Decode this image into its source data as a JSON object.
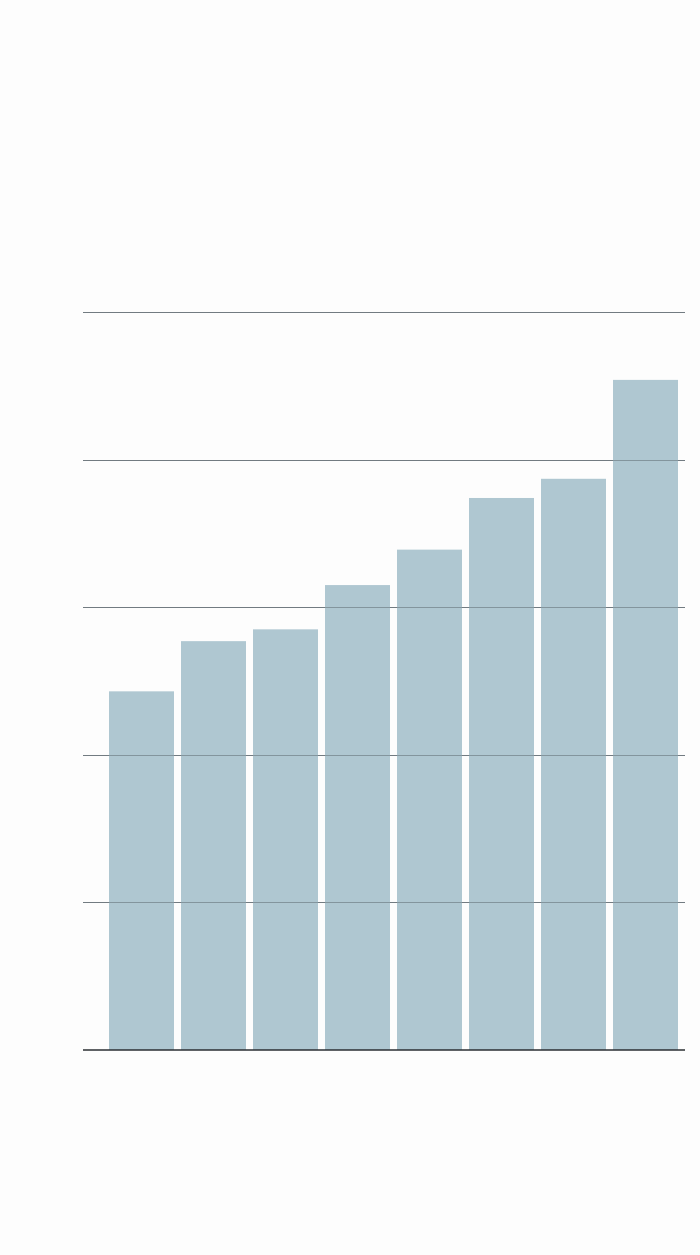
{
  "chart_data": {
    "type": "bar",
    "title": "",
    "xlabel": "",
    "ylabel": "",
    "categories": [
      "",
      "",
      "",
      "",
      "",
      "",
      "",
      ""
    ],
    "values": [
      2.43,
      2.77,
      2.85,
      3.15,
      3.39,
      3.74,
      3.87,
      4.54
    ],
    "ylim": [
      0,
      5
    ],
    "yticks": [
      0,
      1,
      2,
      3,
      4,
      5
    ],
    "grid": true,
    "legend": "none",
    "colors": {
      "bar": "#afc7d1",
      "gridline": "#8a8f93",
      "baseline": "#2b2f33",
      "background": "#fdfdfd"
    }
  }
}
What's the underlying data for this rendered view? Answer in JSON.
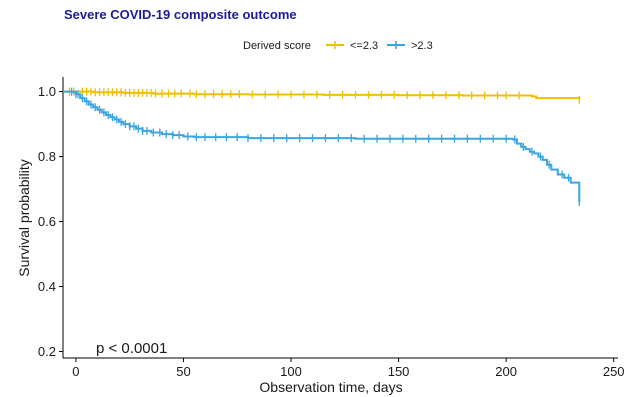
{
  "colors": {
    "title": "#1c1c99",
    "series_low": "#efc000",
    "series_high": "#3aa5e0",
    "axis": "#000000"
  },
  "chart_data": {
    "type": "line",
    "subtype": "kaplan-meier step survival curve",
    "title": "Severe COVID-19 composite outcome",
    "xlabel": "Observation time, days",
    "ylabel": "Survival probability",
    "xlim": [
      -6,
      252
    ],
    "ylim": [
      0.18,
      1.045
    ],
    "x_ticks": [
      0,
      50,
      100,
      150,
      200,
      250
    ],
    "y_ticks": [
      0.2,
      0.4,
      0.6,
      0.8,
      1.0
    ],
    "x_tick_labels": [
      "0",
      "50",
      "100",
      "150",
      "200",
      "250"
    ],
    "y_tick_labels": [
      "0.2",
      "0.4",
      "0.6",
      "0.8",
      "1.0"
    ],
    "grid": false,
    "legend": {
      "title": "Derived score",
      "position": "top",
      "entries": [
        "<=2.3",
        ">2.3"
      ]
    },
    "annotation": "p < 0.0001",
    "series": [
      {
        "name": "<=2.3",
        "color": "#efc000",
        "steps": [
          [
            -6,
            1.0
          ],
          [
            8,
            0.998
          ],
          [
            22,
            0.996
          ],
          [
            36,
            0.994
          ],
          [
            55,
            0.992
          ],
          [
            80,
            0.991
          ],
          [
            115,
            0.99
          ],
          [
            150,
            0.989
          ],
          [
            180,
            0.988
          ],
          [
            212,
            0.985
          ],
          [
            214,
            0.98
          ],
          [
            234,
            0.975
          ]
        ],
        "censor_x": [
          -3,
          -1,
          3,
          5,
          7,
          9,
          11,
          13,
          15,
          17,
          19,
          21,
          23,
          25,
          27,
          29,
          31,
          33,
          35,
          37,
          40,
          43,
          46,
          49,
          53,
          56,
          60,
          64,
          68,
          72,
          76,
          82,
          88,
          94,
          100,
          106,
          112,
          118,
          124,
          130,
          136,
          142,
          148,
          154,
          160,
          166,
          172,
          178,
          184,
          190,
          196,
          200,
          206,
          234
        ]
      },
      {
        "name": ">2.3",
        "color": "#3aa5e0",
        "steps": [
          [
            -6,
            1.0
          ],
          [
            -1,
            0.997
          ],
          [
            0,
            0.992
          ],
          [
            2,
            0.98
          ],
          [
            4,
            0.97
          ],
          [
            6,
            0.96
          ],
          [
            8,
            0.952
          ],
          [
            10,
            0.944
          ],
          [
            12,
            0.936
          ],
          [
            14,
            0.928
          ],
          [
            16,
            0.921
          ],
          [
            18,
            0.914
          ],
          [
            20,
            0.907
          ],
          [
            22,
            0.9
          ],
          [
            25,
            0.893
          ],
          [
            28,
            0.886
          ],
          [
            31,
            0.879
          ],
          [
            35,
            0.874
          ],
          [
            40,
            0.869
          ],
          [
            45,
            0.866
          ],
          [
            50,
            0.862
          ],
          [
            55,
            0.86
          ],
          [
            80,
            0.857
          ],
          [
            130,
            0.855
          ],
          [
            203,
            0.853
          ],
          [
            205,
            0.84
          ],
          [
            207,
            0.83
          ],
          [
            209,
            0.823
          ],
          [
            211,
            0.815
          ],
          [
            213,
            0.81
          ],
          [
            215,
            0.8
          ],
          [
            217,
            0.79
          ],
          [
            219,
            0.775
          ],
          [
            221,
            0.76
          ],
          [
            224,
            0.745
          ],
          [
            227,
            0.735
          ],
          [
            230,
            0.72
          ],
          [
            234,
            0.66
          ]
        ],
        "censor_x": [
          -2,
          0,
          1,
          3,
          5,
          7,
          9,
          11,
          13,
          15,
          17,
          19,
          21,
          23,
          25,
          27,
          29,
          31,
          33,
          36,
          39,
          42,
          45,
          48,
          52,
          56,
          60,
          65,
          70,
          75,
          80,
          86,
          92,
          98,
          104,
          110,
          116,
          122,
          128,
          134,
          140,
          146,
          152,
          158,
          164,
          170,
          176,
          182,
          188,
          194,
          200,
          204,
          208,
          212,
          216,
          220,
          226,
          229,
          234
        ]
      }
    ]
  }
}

□ □ □ □ □

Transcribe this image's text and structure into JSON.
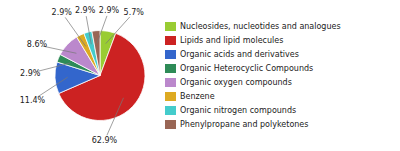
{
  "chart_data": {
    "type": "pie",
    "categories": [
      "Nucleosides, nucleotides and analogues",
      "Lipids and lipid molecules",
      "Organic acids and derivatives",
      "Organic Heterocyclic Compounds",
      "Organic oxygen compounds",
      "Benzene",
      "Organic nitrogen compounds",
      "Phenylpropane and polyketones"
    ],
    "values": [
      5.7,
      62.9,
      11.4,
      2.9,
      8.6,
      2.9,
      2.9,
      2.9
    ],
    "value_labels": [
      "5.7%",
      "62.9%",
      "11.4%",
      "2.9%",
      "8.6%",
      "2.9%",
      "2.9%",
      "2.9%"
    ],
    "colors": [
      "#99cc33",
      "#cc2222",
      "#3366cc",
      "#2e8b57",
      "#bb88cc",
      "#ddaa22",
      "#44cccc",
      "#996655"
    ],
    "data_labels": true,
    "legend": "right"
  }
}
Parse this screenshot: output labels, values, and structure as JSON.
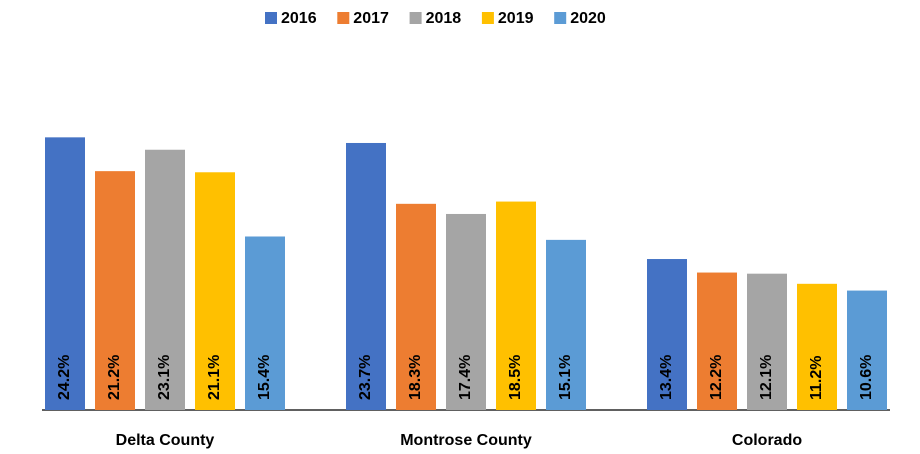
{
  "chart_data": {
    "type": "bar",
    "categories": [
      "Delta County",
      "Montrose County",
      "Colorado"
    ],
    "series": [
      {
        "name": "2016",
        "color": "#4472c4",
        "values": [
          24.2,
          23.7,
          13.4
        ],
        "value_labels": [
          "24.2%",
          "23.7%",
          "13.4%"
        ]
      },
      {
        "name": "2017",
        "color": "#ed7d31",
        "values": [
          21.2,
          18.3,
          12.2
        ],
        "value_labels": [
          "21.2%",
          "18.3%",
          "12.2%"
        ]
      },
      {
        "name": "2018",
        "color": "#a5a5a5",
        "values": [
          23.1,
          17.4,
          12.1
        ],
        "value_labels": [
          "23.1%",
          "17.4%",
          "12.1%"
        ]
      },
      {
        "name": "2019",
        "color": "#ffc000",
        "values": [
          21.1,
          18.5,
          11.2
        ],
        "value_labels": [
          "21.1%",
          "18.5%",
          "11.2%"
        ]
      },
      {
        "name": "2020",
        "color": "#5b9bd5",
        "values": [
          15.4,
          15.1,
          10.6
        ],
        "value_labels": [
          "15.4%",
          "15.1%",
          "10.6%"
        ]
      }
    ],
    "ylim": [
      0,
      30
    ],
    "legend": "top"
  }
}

□ □ □ □ □

_OBJECTIVE_
Look through the listing above. Pick out each line with "Organic" and copy it.

_THE RESPONSE_
      "Organic acids and derivatives",
      "Organic Heterocyclic Compounds",
      "Organic oxygen compounds",
      "Organic nitrogen compounds",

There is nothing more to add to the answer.